*Exercise 1*.
Answer these questions about the excerpt on random error in a linear function, one line each:
(a) How many different levels of modeled error were induced?
(b) What p-value is reported for the analysis with the e25 function applied?
(c) Which figures show the results for induced error ranges from 50 to 300%?

*Excerpt provided*.
Linear Function with 25 Percentage Point Random Error Induced

Figure 2: Linear Function with 25 Percentage Point Random Error Induced.  R = 0.7769, p = 2.68e-10.

In order to explore the effects of random error, a function was created which introduced an error into our x-values, which means that a given site, whose health indicator corresponds to its actual flow alteration level, has some hydrologic model error which causes the modeled alteration level to be erroneous, therefore clouding our ability to perceive the relationship.  Five (5) different levels of modeled error were induced, ranging from up to +-25 percentage points (e25(x)) to +-300 percentage points (e300(x)).  For example, for e25(x), each x value was increased or decreased by a randomly generated number between -25 and +25, for e300(x), the x’s were offset by a randomly generated number between -300% and +300%.  Figure 1 shows the results of this analysis with the e25 function applied.  You can see that while a fair amount of scatter has been introduced into our graph due to the error in x-values, the regression line still mimics that of our base equation, and our R2 value remains relatively high (0.7769), and our p-value is essentially zero (see table 1 – p=2.68E-10), that is, the regression technique predicts that there is a 0% chance of this relationship being an illusion.  Figures 3-6 show the results of this exercise for induced error ranges from 50-300% and their impact upon regression parameters.

*Records to use*.
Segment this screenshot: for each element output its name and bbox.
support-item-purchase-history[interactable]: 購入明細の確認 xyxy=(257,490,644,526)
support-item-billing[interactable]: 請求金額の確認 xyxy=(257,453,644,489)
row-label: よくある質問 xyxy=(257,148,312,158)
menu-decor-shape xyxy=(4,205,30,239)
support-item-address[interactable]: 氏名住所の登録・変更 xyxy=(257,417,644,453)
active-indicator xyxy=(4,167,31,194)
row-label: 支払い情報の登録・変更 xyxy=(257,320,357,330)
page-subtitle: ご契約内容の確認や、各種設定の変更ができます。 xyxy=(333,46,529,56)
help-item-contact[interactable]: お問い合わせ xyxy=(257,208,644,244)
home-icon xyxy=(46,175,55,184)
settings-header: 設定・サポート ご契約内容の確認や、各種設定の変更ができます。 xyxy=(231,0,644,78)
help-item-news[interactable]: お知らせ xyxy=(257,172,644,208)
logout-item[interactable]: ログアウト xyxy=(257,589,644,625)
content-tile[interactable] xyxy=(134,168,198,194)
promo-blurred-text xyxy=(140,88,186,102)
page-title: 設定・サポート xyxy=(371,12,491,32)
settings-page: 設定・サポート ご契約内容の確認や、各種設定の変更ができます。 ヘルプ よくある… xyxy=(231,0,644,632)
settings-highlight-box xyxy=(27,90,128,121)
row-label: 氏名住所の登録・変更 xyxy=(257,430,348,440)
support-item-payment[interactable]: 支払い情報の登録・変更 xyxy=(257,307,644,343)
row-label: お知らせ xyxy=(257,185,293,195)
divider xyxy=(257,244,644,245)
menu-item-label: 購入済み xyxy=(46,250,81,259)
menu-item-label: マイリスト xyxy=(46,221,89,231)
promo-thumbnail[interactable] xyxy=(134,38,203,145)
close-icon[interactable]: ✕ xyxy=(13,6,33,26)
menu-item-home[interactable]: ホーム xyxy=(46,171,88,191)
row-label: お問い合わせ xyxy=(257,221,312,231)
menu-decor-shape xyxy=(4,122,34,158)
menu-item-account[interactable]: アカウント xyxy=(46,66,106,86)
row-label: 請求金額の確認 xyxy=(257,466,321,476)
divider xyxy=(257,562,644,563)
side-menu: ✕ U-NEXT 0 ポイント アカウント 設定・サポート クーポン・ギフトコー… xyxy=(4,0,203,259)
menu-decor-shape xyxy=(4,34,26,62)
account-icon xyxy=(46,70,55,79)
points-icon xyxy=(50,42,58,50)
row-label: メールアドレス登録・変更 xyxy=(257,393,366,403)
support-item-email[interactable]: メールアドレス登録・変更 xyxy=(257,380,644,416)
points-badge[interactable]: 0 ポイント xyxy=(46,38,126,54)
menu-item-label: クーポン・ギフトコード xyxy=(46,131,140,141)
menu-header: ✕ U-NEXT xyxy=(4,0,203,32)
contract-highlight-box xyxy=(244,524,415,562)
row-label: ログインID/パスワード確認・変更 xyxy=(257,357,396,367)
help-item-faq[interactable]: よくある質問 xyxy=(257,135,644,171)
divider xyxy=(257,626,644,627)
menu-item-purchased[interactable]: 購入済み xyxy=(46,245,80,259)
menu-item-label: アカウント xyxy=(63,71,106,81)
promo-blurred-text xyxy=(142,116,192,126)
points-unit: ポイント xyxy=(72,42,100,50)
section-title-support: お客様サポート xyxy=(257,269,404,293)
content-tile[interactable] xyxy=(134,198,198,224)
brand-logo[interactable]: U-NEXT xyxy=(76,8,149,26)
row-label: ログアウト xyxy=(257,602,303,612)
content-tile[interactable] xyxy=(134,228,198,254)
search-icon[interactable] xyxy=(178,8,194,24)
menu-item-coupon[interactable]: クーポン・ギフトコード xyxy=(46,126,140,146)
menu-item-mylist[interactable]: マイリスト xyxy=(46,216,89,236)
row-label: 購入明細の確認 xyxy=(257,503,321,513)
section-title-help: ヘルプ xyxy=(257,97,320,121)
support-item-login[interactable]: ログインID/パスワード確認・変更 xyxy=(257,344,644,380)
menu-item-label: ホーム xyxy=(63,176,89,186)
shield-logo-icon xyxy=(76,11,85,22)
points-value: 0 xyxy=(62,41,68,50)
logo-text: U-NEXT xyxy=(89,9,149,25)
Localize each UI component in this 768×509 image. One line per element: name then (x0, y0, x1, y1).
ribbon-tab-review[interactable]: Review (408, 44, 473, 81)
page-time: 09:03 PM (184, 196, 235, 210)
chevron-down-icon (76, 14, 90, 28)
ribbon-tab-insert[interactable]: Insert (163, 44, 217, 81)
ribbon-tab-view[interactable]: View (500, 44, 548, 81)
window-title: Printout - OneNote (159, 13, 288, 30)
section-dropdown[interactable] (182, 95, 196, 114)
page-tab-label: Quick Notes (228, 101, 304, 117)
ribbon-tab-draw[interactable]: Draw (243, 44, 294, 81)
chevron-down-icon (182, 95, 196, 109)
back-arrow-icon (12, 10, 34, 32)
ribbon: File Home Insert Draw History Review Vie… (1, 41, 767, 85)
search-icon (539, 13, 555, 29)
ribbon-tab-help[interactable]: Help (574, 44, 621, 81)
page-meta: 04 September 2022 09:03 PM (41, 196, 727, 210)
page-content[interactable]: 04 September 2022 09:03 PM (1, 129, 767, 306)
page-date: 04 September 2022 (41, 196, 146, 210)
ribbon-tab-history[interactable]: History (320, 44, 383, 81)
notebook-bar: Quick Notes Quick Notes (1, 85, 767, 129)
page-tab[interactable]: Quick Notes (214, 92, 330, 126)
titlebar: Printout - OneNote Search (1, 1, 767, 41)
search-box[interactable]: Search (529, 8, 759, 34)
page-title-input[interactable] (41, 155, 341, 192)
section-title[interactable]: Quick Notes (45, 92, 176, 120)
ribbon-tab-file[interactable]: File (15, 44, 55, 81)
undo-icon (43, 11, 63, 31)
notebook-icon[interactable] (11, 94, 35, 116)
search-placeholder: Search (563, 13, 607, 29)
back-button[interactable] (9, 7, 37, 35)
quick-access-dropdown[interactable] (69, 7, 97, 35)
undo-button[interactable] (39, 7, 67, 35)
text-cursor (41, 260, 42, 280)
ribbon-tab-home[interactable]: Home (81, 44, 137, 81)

*Exercise 2*. Transcribe the listing lines starting at its first line and ending at the line that contains "promo-blurred-text xyxy=(140,88,186,102)", both included.

*Exercise answer 1*.
(a) Five
(b) 2.68e-10
(c) Figures 3-6

*Exercise answer 2*.
Segment this screenshot: for each element output its name and bbox.
support-item-purchase-history[interactable]: 購入明細の確認 xyxy=(257,490,644,526)
support-item-billing[interactable]: 請求金額の確認 xyxy=(257,453,644,489)
row-label: よくある質問 xyxy=(257,148,312,158)
menu-decor-shape xyxy=(4,205,30,239)
support-item-address[interactable]: 氏名住所の登録・変更 xyxy=(257,417,644,453)
active-indicator xyxy=(4,167,31,194)
row-label: 支払い情報の登録・変更 xyxy=(257,320,357,330)
page-subtitle: ご契約内容の確認や、各種設定の変更ができます。 xyxy=(333,46,529,56)
help-item-contact[interactable]: お問い合わせ xyxy=(257,208,644,244)
home-icon xyxy=(46,175,55,184)
settings-header: 設定・サポート ご契約内容の確認や、各種設定の変更ができます。 xyxy=(231,0,644,78)
help-item-news[interactable]: お知らせ xyxy=(257,172,644,208)
logout-item[interactable]: ログアウト xyxy=(257,589,644,625)
content-tile[interactable] xyxy=(134,168,198,194)
promo-blurred-text xyxy=(140,88,186,102)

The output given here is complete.